### [What you will do]
Where a line below holds the string "capex", copy that line.

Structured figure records
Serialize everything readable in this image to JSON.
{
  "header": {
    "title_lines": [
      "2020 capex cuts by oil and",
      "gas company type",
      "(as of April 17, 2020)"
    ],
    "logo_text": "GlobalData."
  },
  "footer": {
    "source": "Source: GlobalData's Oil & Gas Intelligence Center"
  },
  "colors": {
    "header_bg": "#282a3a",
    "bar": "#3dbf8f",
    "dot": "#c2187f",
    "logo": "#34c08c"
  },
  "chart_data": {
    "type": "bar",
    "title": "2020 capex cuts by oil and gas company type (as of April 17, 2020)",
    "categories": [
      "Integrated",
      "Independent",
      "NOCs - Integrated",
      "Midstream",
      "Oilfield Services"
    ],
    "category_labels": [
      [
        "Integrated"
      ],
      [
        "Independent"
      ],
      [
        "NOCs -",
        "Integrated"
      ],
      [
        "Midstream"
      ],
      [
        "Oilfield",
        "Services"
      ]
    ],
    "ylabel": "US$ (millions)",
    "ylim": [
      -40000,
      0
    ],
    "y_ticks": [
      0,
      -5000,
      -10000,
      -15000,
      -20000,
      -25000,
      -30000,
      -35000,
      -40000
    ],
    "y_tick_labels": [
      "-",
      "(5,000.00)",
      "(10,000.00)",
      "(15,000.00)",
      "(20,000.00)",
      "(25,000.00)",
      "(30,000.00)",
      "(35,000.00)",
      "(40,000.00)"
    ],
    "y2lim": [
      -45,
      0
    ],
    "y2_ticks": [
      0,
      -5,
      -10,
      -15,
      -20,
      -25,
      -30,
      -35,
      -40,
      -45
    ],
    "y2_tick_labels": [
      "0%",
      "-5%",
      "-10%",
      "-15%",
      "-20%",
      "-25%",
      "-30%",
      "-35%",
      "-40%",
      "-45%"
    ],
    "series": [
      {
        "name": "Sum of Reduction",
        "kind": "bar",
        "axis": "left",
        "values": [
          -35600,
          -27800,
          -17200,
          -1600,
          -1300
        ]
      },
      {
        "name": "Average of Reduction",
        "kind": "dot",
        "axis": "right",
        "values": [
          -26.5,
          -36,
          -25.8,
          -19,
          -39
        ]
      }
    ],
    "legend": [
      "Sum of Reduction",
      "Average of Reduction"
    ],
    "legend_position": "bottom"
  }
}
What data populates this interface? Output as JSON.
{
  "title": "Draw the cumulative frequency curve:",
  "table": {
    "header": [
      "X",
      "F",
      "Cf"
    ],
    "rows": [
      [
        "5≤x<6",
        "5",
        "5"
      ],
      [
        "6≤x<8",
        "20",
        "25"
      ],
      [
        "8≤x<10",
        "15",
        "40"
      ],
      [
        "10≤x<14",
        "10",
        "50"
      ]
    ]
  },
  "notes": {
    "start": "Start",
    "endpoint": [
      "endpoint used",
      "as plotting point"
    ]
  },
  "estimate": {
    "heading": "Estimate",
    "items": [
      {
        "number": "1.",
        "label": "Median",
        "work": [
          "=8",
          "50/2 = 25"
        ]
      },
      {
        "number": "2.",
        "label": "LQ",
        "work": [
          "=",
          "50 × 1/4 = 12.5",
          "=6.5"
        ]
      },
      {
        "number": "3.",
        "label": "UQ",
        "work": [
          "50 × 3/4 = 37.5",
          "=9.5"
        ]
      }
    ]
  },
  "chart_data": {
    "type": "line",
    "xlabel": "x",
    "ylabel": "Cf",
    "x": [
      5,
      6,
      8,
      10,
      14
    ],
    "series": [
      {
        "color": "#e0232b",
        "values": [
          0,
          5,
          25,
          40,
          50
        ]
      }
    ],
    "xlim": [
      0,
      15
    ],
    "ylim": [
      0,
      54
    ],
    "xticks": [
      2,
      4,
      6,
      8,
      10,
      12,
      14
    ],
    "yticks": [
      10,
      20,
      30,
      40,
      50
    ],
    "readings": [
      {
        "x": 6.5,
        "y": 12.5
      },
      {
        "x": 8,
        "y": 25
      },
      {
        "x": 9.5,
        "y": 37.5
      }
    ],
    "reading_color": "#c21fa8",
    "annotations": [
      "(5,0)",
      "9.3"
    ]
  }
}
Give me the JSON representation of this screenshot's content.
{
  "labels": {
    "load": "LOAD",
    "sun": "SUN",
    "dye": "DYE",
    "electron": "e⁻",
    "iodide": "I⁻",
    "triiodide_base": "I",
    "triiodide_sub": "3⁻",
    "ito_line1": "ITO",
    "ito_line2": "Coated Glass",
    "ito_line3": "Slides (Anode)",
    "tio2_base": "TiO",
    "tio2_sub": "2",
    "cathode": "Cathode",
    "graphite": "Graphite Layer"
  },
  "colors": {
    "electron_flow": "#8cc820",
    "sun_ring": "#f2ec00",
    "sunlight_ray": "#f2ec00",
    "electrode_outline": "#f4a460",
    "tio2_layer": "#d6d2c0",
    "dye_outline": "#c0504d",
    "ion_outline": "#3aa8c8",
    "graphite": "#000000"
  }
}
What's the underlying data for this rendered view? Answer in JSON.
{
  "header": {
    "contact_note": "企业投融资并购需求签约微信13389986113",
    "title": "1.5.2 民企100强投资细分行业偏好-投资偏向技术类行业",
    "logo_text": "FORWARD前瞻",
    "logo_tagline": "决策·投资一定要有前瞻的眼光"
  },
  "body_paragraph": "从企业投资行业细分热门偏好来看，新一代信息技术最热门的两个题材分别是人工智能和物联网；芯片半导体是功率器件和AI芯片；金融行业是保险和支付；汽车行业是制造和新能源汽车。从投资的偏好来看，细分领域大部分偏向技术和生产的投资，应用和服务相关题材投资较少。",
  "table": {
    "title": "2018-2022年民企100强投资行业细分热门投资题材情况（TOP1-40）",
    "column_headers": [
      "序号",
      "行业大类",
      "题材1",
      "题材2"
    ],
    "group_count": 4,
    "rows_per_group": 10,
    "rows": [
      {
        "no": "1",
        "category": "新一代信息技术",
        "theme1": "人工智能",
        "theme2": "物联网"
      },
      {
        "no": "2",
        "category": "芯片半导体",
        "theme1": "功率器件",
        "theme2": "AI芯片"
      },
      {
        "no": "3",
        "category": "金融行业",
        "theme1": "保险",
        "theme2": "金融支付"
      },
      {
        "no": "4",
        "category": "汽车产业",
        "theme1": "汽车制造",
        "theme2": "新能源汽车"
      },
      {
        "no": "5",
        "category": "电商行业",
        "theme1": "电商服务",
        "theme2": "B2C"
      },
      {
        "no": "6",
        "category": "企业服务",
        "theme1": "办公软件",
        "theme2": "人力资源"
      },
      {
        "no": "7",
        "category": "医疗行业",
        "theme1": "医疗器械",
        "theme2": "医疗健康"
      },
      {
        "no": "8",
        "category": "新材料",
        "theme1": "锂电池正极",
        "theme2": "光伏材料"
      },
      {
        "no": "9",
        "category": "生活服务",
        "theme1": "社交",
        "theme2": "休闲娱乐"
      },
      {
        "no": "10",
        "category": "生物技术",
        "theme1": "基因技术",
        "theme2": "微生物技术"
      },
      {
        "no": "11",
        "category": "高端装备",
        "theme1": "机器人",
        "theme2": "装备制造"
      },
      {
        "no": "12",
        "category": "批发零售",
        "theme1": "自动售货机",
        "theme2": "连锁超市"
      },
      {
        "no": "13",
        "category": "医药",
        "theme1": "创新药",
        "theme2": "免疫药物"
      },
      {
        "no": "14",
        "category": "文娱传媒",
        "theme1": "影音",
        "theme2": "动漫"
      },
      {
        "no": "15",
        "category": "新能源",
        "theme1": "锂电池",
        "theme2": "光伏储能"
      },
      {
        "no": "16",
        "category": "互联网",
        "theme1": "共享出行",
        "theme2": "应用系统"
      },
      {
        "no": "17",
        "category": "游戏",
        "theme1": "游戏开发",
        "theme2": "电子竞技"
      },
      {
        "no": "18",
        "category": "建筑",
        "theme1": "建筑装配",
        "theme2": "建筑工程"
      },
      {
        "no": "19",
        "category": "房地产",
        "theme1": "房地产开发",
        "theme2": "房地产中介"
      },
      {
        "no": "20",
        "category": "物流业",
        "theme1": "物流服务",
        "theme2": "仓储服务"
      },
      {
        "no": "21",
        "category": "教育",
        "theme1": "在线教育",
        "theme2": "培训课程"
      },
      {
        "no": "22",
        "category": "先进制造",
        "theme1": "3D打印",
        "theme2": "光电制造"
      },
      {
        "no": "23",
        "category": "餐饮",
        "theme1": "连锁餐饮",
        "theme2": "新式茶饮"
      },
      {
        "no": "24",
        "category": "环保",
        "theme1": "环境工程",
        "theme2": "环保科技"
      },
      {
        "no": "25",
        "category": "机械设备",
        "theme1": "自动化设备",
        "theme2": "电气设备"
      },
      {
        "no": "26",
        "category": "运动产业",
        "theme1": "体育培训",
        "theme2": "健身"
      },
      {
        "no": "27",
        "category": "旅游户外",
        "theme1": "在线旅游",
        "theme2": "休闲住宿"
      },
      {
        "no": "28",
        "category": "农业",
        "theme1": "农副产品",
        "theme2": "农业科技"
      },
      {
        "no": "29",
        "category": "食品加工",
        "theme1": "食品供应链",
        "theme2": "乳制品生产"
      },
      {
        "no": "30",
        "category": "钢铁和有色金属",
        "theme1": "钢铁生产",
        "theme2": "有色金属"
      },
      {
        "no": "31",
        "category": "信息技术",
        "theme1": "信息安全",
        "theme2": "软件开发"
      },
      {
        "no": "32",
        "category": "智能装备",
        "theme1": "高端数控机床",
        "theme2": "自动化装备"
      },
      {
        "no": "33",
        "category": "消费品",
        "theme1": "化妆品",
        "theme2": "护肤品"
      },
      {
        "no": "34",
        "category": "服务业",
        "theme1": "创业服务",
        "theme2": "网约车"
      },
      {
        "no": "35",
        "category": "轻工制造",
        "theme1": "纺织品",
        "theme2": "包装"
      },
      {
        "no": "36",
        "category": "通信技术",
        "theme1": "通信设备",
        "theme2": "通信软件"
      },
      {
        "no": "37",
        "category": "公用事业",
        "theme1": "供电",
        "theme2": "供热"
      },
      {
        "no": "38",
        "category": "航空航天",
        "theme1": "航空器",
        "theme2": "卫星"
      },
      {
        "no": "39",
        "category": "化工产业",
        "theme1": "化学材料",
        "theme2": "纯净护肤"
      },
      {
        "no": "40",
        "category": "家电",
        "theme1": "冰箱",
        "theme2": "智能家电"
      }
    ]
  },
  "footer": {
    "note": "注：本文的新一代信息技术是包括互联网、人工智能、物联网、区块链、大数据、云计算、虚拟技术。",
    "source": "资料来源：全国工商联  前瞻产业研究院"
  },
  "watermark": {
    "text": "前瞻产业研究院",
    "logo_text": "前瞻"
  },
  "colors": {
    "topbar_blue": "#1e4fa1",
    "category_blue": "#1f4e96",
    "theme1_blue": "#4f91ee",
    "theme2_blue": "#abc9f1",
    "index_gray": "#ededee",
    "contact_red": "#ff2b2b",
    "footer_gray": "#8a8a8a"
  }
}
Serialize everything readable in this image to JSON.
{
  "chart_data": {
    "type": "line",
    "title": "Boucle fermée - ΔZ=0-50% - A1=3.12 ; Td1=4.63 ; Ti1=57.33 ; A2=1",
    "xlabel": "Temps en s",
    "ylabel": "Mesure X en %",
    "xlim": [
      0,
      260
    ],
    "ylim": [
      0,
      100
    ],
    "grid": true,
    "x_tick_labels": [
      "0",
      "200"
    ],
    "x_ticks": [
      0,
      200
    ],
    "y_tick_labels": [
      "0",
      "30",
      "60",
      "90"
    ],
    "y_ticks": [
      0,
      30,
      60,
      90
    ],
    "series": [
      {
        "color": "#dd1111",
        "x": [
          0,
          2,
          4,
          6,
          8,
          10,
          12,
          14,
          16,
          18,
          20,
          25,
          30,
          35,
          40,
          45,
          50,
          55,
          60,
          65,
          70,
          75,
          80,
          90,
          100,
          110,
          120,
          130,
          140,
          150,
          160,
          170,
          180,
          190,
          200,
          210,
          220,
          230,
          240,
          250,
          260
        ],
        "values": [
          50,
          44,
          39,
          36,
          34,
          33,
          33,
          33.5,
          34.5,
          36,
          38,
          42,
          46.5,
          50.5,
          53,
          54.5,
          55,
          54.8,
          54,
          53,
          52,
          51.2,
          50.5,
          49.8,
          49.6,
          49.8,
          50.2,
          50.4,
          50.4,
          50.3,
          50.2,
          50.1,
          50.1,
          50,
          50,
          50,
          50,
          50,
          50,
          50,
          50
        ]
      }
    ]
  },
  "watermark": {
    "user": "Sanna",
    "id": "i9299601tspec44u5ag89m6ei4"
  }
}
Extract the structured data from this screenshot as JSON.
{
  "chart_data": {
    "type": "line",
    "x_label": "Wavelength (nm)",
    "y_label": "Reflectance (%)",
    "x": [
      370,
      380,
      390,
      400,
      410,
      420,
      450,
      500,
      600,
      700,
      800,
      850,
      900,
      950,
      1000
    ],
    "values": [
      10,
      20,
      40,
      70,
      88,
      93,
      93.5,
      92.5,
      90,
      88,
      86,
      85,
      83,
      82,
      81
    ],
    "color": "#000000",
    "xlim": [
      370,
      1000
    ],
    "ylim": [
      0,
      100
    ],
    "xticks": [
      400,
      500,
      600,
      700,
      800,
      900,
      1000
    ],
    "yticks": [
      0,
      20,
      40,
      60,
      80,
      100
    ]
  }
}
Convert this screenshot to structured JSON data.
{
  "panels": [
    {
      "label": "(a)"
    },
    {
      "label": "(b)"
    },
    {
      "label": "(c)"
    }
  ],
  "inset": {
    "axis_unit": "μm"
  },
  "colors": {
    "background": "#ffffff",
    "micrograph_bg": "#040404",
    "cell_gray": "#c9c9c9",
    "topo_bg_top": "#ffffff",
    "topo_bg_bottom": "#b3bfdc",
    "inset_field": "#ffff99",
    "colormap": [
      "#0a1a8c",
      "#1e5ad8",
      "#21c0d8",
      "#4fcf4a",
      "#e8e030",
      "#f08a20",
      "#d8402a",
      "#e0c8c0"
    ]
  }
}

### [Task result]
      "2020 capex cuts by oil and",
    "title": "2020 capex cuts by oil and gas company type (as of April 17, 2020)",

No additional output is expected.